● **The exercise**:
Note each line that includes the word "right". Copy those lines.

[Figure content listings]
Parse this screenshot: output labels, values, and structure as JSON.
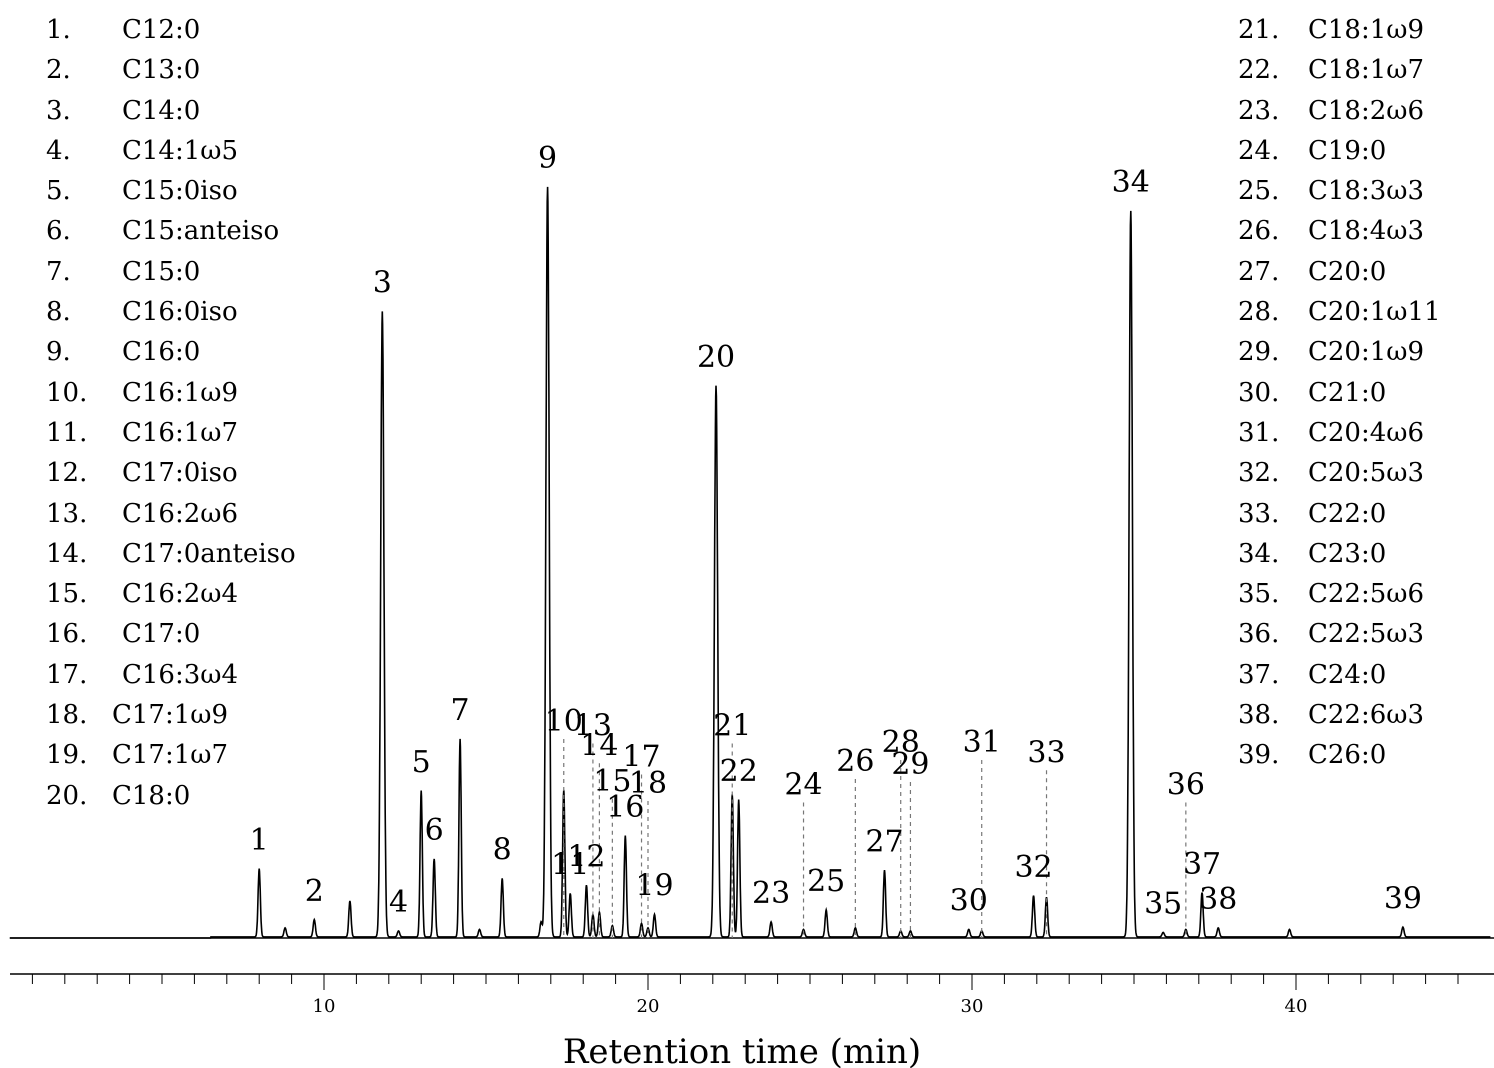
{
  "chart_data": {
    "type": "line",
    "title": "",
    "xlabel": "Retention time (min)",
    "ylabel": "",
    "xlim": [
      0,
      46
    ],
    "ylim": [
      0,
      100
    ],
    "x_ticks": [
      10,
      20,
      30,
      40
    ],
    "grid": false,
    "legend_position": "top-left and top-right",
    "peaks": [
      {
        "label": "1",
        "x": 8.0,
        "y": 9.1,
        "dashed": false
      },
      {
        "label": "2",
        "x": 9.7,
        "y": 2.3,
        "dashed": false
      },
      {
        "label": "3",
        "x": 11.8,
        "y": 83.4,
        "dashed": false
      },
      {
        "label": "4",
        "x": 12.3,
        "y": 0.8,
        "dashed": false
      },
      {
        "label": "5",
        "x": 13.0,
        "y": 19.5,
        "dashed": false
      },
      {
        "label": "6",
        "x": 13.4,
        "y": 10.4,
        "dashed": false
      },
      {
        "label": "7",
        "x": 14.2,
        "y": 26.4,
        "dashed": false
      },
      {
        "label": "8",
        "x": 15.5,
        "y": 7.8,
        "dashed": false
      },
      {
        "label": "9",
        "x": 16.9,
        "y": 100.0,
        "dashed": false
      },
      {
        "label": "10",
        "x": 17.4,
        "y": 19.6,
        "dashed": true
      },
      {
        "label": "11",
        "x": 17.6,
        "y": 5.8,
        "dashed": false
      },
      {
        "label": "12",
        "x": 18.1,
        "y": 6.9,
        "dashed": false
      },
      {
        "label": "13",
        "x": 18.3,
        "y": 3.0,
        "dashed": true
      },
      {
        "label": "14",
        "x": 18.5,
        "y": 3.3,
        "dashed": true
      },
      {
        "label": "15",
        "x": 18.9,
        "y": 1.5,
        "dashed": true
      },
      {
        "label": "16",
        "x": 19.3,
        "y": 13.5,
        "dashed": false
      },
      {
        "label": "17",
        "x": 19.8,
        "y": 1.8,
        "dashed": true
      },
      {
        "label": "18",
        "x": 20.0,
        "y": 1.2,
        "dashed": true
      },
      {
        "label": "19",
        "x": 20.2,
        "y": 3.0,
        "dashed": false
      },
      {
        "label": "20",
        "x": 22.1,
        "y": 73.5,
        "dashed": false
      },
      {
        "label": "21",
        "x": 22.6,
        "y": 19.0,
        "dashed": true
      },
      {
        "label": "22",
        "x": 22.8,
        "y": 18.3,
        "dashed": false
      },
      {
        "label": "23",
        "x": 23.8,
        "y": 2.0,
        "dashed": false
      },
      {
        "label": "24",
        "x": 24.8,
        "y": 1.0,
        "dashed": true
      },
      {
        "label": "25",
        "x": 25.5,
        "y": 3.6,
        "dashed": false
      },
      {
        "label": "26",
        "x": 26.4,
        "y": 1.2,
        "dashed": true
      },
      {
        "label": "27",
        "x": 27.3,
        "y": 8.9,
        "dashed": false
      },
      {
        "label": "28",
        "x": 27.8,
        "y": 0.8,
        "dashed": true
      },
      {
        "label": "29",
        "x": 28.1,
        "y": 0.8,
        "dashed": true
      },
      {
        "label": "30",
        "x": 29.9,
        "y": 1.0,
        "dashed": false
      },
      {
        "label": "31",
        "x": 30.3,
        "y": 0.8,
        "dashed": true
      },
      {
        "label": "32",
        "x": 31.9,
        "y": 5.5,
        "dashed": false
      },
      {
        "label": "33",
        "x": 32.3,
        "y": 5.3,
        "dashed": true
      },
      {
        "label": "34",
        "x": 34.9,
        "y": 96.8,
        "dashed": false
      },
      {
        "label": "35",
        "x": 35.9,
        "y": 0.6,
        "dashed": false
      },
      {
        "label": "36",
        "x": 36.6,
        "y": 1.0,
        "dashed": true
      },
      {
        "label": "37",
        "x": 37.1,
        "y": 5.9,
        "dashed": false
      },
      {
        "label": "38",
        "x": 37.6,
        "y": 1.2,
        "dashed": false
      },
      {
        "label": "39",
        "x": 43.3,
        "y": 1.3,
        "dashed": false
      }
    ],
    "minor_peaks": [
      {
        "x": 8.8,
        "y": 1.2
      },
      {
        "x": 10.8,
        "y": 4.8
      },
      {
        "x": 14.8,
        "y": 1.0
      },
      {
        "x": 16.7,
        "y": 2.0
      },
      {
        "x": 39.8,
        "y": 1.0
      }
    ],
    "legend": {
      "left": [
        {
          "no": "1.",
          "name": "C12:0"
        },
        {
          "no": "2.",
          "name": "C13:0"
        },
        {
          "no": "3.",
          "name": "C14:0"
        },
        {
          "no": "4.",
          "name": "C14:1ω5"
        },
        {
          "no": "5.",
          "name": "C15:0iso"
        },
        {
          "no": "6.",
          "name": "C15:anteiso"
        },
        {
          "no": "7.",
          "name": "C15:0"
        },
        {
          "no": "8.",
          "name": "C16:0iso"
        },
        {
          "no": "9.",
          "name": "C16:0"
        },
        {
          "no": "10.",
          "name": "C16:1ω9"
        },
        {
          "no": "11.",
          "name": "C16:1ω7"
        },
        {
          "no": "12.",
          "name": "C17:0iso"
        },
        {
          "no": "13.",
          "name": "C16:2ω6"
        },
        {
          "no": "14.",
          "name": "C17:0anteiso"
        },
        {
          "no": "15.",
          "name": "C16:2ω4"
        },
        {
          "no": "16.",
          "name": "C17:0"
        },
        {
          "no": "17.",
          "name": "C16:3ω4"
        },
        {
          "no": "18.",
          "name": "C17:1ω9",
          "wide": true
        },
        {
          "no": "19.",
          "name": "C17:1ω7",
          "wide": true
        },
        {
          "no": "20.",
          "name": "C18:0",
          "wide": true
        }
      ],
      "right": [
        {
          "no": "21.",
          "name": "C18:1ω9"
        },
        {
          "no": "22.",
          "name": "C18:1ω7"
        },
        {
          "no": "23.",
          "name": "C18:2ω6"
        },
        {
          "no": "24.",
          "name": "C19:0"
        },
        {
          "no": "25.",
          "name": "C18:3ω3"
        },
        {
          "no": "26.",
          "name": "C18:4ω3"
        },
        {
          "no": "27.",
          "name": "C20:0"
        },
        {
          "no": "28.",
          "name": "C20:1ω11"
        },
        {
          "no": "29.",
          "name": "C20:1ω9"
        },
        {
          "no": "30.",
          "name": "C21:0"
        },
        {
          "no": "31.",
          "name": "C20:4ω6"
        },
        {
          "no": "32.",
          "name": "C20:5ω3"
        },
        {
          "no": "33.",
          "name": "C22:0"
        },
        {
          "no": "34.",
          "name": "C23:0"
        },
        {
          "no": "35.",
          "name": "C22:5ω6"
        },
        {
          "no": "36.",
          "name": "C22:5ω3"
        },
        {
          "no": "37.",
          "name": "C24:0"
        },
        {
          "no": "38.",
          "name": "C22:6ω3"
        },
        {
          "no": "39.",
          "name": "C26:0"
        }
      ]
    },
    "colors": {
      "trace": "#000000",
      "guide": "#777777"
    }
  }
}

==

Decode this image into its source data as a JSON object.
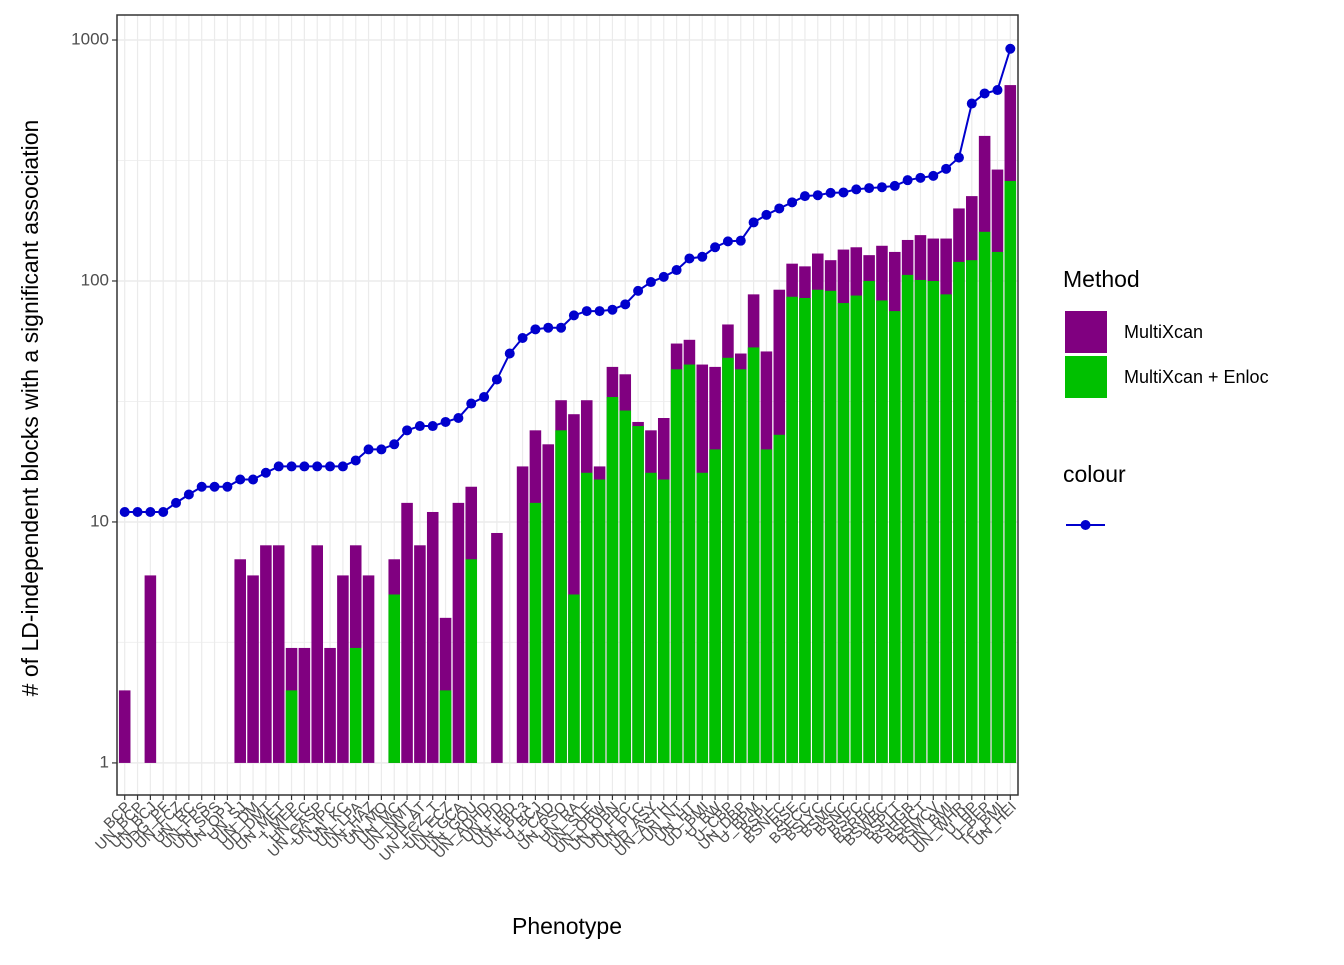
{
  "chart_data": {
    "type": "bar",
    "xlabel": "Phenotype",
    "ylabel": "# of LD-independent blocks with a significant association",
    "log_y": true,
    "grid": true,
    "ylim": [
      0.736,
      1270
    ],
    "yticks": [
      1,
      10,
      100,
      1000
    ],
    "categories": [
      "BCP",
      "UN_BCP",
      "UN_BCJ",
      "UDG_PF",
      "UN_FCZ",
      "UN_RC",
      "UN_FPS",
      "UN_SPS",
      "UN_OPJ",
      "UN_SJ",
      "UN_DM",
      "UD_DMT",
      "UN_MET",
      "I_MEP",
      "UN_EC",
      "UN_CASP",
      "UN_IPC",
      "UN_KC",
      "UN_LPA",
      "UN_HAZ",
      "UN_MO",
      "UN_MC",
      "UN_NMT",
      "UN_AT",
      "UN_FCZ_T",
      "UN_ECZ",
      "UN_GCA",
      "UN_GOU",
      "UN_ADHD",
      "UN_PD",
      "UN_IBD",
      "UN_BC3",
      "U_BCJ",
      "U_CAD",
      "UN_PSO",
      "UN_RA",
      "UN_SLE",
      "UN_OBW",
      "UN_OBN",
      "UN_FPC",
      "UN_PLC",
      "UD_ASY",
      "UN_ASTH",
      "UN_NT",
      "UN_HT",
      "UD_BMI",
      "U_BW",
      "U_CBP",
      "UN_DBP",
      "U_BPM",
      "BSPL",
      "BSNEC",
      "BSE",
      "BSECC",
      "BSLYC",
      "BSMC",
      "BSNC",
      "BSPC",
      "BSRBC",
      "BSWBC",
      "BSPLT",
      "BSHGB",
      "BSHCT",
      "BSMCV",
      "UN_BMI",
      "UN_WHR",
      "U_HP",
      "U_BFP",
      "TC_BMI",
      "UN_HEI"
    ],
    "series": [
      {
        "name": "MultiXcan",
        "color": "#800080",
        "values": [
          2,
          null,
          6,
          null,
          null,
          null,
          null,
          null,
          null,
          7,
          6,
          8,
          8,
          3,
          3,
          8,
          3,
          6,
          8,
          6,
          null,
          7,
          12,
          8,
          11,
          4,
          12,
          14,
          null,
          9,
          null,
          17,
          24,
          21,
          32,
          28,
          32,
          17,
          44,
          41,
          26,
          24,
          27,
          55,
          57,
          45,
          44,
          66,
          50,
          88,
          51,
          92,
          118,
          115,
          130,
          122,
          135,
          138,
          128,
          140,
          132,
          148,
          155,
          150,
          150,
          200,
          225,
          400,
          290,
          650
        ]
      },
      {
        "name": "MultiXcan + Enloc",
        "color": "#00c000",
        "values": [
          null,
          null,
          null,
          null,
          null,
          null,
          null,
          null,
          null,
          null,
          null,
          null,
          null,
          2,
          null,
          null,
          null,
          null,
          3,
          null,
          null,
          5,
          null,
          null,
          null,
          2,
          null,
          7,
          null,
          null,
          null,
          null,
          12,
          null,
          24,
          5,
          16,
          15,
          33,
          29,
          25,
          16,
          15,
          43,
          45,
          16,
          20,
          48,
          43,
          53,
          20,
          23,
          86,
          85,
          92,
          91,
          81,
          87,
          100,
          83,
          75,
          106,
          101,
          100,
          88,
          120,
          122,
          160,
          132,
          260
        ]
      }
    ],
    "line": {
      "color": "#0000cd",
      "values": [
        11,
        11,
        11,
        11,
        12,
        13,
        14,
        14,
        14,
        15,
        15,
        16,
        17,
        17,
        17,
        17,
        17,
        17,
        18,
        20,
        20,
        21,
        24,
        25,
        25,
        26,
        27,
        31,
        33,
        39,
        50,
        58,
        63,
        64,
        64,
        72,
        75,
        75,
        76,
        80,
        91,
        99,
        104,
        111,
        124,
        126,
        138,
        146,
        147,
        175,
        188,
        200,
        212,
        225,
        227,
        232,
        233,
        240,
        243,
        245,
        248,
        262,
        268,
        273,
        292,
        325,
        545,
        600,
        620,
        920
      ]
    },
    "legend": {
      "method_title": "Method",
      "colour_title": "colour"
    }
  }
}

● **In response**:
    "legend_position": "top-left and top-right",
      "right": [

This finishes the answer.